-- START OF GIVEN DATA --

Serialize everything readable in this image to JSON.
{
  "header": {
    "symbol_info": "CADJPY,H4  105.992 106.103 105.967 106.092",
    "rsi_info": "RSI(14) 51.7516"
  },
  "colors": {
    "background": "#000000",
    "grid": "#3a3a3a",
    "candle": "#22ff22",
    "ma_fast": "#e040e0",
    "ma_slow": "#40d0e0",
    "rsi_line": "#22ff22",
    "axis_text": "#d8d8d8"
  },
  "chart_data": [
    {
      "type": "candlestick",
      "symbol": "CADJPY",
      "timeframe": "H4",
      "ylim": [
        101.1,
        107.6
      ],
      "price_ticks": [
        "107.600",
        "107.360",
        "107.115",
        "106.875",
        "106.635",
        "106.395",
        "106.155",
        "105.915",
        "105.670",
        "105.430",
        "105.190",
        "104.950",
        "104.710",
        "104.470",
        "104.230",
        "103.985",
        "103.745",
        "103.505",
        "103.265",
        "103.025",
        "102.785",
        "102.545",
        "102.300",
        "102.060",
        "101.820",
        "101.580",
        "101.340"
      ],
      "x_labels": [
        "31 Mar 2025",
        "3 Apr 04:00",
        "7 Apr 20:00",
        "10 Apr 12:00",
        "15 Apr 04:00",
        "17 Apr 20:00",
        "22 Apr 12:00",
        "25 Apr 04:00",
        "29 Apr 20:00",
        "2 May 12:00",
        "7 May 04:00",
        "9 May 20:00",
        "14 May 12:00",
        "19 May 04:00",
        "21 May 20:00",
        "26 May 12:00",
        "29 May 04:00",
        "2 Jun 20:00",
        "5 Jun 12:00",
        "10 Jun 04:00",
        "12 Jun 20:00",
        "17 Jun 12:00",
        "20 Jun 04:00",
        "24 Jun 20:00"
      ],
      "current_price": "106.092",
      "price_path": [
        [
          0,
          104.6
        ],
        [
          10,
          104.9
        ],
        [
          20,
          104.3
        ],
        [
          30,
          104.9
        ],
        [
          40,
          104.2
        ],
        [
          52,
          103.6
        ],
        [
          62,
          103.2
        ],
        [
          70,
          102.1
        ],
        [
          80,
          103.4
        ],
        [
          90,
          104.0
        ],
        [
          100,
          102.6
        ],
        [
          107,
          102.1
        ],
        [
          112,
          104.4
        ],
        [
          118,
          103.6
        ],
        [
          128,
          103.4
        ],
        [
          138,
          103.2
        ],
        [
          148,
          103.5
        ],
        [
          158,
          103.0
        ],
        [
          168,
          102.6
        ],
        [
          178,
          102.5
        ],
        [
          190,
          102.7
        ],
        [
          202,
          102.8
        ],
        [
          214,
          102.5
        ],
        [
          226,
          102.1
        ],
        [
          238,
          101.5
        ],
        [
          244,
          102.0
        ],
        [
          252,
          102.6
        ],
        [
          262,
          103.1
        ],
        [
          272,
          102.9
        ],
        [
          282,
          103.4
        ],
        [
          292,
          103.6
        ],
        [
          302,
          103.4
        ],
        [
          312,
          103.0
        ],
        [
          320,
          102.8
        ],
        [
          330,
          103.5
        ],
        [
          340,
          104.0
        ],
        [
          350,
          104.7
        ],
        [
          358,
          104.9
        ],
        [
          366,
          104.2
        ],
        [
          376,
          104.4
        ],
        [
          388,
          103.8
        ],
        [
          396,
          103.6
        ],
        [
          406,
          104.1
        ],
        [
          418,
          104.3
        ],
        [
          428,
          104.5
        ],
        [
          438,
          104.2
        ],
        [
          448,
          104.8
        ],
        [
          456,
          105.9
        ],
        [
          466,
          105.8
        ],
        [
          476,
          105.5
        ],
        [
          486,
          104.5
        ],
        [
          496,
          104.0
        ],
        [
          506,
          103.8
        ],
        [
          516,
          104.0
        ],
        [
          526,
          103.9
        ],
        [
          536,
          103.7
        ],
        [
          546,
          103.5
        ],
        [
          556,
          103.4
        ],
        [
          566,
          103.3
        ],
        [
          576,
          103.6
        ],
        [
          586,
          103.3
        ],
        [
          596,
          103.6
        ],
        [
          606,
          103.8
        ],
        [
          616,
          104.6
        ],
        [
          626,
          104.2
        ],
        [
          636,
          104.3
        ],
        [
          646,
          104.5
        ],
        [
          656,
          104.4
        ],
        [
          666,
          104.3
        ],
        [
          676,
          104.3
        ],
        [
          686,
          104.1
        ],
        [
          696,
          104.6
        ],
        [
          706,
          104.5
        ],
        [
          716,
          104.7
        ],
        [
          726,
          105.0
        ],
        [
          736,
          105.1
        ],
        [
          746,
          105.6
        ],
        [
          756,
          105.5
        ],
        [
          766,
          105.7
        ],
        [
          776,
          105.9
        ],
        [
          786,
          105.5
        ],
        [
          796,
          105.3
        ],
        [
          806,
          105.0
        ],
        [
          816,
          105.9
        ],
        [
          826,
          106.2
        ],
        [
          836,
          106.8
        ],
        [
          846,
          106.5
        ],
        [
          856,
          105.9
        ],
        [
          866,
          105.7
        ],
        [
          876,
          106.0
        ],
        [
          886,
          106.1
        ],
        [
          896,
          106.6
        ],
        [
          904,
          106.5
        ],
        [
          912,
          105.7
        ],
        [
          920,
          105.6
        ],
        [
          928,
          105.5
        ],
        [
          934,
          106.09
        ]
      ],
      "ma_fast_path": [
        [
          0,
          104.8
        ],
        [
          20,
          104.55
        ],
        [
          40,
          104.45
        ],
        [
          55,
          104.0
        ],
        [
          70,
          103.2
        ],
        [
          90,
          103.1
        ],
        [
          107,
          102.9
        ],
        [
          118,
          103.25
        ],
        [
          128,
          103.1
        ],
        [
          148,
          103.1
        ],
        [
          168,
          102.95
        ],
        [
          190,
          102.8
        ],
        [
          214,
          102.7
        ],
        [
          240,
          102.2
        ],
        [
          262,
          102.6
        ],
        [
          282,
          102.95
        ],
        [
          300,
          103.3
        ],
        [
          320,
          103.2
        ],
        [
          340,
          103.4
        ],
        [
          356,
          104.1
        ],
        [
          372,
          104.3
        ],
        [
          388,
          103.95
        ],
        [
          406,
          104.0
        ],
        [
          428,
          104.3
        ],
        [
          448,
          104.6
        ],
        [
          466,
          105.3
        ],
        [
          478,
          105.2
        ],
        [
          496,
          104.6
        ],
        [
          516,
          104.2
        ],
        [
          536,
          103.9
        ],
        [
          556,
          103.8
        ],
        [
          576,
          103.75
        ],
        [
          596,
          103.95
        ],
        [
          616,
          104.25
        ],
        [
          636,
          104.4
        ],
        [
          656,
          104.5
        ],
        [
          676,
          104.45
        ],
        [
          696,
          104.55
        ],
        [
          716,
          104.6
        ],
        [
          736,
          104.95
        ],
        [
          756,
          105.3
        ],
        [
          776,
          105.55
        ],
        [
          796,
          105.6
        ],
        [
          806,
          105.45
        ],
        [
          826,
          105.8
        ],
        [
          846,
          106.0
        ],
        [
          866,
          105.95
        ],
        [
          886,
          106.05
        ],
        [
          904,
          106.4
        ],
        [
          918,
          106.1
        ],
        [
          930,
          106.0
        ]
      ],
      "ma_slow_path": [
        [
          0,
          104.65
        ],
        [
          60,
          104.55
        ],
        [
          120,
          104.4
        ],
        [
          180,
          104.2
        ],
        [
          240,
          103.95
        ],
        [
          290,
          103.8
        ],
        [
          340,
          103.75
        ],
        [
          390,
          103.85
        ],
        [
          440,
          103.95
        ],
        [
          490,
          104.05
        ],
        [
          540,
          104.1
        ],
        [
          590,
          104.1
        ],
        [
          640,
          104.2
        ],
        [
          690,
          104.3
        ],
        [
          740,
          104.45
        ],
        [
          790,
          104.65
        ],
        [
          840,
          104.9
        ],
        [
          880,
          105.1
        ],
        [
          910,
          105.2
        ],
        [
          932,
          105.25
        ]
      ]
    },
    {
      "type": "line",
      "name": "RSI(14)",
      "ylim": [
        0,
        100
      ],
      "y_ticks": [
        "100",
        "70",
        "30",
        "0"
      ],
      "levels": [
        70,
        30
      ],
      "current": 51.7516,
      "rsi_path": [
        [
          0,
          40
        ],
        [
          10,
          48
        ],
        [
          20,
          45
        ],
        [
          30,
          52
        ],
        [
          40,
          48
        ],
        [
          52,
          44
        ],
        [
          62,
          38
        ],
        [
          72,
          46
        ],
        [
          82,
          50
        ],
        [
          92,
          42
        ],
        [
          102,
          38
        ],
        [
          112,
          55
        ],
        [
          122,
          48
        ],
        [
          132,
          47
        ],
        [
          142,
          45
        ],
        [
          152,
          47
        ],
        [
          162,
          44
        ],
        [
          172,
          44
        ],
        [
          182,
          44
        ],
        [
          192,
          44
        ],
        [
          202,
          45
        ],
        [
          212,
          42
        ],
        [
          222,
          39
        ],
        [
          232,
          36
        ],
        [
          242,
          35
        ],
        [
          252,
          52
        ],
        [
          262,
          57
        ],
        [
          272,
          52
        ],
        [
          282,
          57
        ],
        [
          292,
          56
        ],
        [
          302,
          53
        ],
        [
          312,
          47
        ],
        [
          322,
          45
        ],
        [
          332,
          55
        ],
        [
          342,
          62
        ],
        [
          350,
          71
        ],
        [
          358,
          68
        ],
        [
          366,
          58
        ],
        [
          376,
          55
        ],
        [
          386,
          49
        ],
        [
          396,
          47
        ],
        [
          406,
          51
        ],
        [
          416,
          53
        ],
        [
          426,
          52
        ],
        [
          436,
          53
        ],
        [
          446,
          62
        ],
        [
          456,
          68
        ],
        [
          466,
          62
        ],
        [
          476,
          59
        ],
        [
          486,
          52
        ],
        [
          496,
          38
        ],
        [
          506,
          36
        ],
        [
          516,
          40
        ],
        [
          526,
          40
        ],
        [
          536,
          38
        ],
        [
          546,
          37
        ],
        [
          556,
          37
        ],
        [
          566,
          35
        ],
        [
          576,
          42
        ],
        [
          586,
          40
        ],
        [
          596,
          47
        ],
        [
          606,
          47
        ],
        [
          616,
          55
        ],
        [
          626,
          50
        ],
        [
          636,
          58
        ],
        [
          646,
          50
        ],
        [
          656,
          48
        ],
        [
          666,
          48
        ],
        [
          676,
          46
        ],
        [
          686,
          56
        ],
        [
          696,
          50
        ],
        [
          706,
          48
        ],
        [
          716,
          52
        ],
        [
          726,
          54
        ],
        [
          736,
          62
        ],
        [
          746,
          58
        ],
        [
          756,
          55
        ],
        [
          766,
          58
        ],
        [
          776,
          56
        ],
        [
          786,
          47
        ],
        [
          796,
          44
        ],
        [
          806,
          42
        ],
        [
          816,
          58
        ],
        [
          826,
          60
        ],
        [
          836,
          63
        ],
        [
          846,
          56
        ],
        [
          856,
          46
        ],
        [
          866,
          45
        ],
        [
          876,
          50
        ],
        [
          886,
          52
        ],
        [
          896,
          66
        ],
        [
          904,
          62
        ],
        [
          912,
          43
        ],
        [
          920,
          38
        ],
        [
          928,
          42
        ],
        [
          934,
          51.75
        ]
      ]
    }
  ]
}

-- END OF GIVEN DATA --

TO DO >>
Only a number is wanted: how many lines above include "CADJPY"?

WRITTEN SOLUTION >>
2